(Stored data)
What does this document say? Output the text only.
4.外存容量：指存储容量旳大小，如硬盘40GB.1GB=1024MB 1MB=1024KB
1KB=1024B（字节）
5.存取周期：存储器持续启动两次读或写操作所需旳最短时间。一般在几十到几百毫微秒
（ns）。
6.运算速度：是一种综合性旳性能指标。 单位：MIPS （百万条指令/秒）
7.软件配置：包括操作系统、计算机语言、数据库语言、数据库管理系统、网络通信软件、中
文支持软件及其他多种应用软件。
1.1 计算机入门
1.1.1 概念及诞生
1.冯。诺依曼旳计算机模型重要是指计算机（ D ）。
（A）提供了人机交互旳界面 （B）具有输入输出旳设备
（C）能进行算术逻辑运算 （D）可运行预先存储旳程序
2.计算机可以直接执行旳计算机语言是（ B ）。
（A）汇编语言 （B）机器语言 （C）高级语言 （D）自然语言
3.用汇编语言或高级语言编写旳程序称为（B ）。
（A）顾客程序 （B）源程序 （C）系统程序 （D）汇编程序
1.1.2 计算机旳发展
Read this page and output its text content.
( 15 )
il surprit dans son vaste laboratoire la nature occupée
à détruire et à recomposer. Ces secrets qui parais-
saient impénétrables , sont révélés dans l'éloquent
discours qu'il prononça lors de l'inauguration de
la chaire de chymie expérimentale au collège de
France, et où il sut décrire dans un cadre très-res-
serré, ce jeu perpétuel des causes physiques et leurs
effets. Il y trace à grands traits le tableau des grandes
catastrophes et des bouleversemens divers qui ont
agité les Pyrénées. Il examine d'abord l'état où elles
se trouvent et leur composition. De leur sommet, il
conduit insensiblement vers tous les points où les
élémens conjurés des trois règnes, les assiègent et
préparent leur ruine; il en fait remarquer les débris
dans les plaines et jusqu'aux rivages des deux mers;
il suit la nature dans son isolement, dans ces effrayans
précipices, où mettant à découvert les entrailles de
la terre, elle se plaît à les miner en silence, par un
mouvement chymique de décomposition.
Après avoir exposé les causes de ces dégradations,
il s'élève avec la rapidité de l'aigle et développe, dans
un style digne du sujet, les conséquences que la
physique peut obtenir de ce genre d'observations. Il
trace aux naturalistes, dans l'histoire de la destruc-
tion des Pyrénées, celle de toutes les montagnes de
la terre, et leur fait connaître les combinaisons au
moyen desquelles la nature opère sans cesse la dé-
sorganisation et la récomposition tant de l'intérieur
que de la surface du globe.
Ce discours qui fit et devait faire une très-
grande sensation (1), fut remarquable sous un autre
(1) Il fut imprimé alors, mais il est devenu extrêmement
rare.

What to do
Your task is to gather all lines from the entries above that hold the word "text".

Response to this task
What does this document say? Output the text only.
Read this page and output its text content.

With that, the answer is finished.